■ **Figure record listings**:
"""

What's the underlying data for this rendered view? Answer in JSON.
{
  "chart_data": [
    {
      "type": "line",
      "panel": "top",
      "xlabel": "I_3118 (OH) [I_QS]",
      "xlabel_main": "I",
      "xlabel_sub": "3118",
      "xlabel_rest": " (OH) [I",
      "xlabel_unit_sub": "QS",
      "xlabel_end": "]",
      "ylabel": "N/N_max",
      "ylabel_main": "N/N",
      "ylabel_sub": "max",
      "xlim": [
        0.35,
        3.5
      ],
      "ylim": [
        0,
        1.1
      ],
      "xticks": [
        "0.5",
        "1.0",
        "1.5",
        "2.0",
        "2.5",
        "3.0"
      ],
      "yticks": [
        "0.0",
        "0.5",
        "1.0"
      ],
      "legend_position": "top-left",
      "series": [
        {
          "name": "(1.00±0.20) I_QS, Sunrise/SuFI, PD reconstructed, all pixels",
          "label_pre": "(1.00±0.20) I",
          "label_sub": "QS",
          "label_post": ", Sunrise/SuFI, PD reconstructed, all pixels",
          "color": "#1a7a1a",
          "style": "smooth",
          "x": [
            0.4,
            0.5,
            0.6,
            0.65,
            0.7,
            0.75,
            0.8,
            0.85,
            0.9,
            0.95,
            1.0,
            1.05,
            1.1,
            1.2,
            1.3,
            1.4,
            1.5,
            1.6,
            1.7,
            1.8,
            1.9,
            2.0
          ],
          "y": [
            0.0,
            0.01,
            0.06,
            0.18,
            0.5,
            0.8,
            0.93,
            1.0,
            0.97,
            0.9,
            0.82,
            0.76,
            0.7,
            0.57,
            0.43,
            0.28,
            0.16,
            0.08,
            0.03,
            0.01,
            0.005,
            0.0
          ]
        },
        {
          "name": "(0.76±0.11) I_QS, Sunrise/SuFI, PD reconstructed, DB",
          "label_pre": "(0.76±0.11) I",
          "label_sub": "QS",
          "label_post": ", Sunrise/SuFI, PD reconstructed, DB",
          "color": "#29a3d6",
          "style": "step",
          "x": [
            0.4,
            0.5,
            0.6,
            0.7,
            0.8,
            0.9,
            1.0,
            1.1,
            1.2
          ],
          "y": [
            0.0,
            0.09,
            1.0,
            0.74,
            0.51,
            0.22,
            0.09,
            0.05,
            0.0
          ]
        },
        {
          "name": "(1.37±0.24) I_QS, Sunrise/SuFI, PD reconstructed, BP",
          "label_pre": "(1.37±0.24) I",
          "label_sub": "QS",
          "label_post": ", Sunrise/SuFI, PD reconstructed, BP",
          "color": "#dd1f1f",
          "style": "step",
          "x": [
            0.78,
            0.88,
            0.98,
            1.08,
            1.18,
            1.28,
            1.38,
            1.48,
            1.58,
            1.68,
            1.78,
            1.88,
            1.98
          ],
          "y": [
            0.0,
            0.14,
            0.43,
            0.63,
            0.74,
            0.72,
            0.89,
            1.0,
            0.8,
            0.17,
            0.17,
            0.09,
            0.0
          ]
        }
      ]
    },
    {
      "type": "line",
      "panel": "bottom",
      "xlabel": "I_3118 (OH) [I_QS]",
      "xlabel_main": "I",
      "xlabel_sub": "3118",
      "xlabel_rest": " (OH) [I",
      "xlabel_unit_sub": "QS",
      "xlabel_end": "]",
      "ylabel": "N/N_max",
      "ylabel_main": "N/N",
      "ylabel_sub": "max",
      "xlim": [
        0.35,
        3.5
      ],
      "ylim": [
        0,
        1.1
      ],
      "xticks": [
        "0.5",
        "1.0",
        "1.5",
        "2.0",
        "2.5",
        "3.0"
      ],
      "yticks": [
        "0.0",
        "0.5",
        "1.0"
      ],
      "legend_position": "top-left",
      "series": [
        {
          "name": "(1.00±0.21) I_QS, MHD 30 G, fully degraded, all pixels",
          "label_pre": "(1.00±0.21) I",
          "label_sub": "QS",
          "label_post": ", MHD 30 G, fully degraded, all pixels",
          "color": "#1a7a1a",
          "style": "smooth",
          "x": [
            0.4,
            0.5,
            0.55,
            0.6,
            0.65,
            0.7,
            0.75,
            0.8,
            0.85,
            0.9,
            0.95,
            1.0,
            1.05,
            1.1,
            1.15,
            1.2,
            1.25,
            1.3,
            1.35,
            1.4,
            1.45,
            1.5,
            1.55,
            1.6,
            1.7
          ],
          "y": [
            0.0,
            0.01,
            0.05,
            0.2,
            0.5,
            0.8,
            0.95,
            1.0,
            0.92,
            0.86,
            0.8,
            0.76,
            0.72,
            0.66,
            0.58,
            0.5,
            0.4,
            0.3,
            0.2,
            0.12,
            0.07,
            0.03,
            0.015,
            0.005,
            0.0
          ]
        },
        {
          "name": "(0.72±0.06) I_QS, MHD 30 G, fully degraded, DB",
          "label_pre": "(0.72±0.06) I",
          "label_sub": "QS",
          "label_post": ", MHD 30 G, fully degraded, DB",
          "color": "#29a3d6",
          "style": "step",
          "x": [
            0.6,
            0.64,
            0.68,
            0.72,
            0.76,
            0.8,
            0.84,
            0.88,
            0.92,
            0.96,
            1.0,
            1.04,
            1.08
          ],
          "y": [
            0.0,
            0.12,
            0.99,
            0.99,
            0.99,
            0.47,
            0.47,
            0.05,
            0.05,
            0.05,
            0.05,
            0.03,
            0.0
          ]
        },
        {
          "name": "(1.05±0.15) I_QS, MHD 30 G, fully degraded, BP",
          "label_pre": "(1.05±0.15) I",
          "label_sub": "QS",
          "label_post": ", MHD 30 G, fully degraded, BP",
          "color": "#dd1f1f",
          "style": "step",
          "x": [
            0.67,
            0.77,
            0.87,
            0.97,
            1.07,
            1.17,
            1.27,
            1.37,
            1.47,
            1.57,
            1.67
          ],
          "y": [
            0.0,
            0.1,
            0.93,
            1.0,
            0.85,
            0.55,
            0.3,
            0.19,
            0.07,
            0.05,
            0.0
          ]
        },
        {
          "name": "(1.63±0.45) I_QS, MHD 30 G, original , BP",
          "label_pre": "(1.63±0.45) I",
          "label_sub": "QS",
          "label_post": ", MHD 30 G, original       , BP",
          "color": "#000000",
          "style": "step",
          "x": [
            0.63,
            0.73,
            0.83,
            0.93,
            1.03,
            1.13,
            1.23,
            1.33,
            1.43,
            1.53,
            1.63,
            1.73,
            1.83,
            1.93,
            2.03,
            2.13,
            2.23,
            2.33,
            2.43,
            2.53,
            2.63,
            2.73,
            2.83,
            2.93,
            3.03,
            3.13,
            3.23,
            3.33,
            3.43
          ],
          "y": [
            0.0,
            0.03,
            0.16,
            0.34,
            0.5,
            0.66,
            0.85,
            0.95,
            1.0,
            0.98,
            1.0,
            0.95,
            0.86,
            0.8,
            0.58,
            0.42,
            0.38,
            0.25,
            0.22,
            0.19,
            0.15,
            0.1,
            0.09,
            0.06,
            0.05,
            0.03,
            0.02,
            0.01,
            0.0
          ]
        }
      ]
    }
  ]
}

"""

■ **Stated problem**:
Output all preceding records character for character.

■ **Final result**:
What's the underlying data for this rendered view? Answer in JSON.
{
  "chart_data": [
    {
      "type": "line",
      "panel": "top",
      "xlabel": "I_3118 (OH) [I_QS]",
      "xlabel_main": "I",
      "xlabel_sub": "3118",
      "xlabel_rest": " (OH) [I",
      "xlabel_unit_sub": "QS",
      "xlabel_end": "]",
      "ylabel": "N/N_max",
      "ylabel_main": "N/N",
      "ylabel_sub": "max",
      "xlim": [
        0.35,
        3.5
      ],
      "ylim": [
        0,
        1.1
      ],
      "xticks": [
        "0.5",
        "1.0",
        "1.5",
        "2.0",
        "2.5",
        "3.0"
      ],
      "yticks": [
        "0.0",
        "0.5",
        "1.0"
      ],
      "legend_position": "top-left",
      "series": [
        {
          "name": "(1.00±0.20) I_QS, Sunrise/SuFI, PD reconstructed, all pixels",
          "label_pre": "(1.00±0.20) I",
          "label_sub": "QS",
          "label_post": ", Sunrise/SuFI, PD reconstructed, all pixels",
          "color": "#1a7a1a",
          "style": "smooth",
          "x": [
            0.4,
            0.5,
            0.6,
            0.65,
            0.7,
            0.75,
            0.8,
            0.85,
            0.9,
            0.95,
            1.0,
            1.05,
            1.1,
            1.2,
            1.3,
            1.4,
            1.5,
            1.6,
            1.7,
            1.8,
            1.9,
            2.0
          ],
          "y": [
            0.0,
            0.01,
            0.06,
            0.18,
            0.5,
            0.8,
            0.93,
            1.0,
            0.97,
            0.9,
            0.82,
            0.76,
            0.7,
            0.57,
            0.43,
            0.28,
            0.16,
            0.08,
            0.03,
            0.01,
            0.005,
            0.0
          ]
        },
        {
          "name": "(0.76±0.11) I_QS, Sunrise/SuFI, PD reconstructed, DB",
          "label_pre": "(0.76±0.11) I",
          "label_sub": "QS",
          "label_post": ", Sunrise/SuFI, PD reconstructed, DB",
          "color": "#29a3d6",
          "style": "step",
          "x": [
            0.4,
            0.5,
            0.6,
            0.7,
            0.8,
            0.9,
            1.0,
            1.1,
            1.2
          ],
          "y": [
            0.0,
            0.09,
            1.0,
            0.74,
            0.51,
            0.22,
            0.09,
            0.05,
            0.0
          ]
        },
        {
          "name": "(1.37±0.24) I_QS, Sunrise/SuFI, PD reconstructed, BP",
          "label_pre": "(1.37±0.24) I",
          "label_sub": "QS",
          "label_post": ", Sunrise/SuFI, PD reconstructed, BP",
          "color": "#dd1f1f",
          "style": "step",
          "x": [
            0.78,
            0.88,
            0.98,
            1.08,
            1.18,
            1.28,
            1.38,
            1.48,
            1.58,
            1.68,
            1.78,
            1.88,
            1.98
          ],
          "y": [
            0.0,
            0.14,
            0.43,
            0.63,
            0.74,
            0.72,
            0.89,
            1.0,
            0.8,
            0.17,
            0.17,
            0.09,
            0.0
          ]
        }
      ]
    },
    {
      "type": "line",
      "panel": "bottom",
      "xlabel": "I_3118 (OH) [I_QS]",
      "xlabel_main": "I",
      "xlabel_sub": "3118",
      "xlabel_rest": " (OH) [I",
      "xlabel_unit_sub": "QS",
      "xlabel_end": "]",
      "ylabel": "N/N_max",
      "ylabel_main": "N/N",
      "ylabel_sub": "max",
      "xlim": [
        0.35,
        3.5
      ],
      "ylim": [
        0,
        1.1
      ],
      "xticks": [
        "0.5",
        "1.0",
        "1.5",
        "2.0",
        "2.5",
        "3.0"
      ],
      "yticks": [
        "0.0",
        "0.5",
        "1.0"
      ],
      "legend_position": "top-left",
      "series": [
        {
          "name": "(1.00±0.21) I_QS, MHD 30 G, fully degraded, all pixels",
          "label_pre": "(1.00±0.21) I",
          "label_sub": "QS",
          "label_post": ", MHD 30 G, fully degraded, all pixels",
          "color": "#1a7a1a",
          "style": "smooth",
          "x": [
            0.4,
            0.5,
            0.55,
            0.6,
            0.65,
            0.7,
            0.75,
            0.8,
            0.85,
            0.9,
            0.95,
            1.0,
            1.05,
            1.1,
            1.15,
            1.2,
            1.25,
            1.3,
            1.35,
            1.4,
            1.45,
            1.5,
            1.55,
            1.6,
            1.7
          ],
          "y": [
            0.0,
            0.01,
            0.05,
            0.2,
            0.5,
            0.8,
            0.95,
            1.0,
            0.92,
            0.86,
            0.8,
            0.76,
            0.72,
            0.66,
            0.58,
            0.5,
            0.4,
            0.3,
            0.2,
            0.12,
            0.07,
            0.03,
            0.015,
            0.005,
            0.0
          ]
        },
        {
          "name": "(0.72±0.06) I_QS, MHD 30 G, fully degraded, DB",
          "label_pre": "(0.72±0.06) I",
          "label_sub": "QS",
          "label_post": ", MHD 30 G, fully degraded, DB",
          "color": "#29a3d6",
          "style": "step",
          "x": [
            0.6,
            0.64,
            0.68,
            0.72,
            0.76,
            0.8,
            0.84,
            0.88,
            0.92,
            0.96,
            1.0,
            1.04,
            1.08
          ],
          "y": [
            0.0,
            0.12,
            0.99,
            0.99,
            0.99,
            0.47,
            0.47,
            0.05,
            0.05,
            0.05,
            0.05,
            0.03,
            0.0
          ]
        },
        {
          "name": "(1.05±0.15) I_QS, MHD 30 G, fully degraded, BP",
          "label_pre": "(1.05±0.15) I",
          "label_sub": "QS",
          "label_post": ", MHD 30 G, fully degraded, BP",
          "color": "#dd1f1f",
          "style": "step",
          "x": [
            0.67,
            0.77,
            0.87,
            0.97,
            1.07,
            1.17,
            1.27,
            1.37,
            1.47,
            1.57,
            1.67
          ],
          "y": [
            0.0,
            0.1,
            0.93,
            1.0,
            0.85,
            0.55,
            0.3,
            0.19,
            0.07,
            0.05,
            0.0
          ]
        },
        {
          "name": "(1.63±0.45) I_QS, MHD 30 G, original , BP",
          "label_pre": "(1.63±0.45) I",
          "label_sub": "QS",
          "label_post": ", MHD 30 G, original       , BP",
          "color": "#000000",
          "style": "step",
          "x": [
            0.63,
            0.73,
            0.83,
            0.93,
            1.03,
            1.13,
            1.23,
            1.33,
            1.43,
            1.53,
            1.63,
            1.73,
            1.83,
            1.93,
            2.03,
            2.13,
            2.23,
            2.33,
            2.43,
            2.53,
            2.63,
            2.73,
            2.83,
            2.93,
            3.03,
            3.13,
            3.23,
            3.33,
            3.43
          ],
          "y": [
            0.0,
            0.03,
            0.16,
            0.34,
            0.5,
            0.66,
            0.85,
            0.95,
            1.0,
            0.98,
            1.0,
            0.95,
            0.86,
            0.8,
            0.58,
            0.42,
            0.38,
            0.25,
            0.22,
            0.19,
            0.15,
            0.1,
            0.09,
            0.06,
            0.05,
            0.03,
            0.02,
            0.01,
            0.0
          ]
        }
      ]
    }
  ]
}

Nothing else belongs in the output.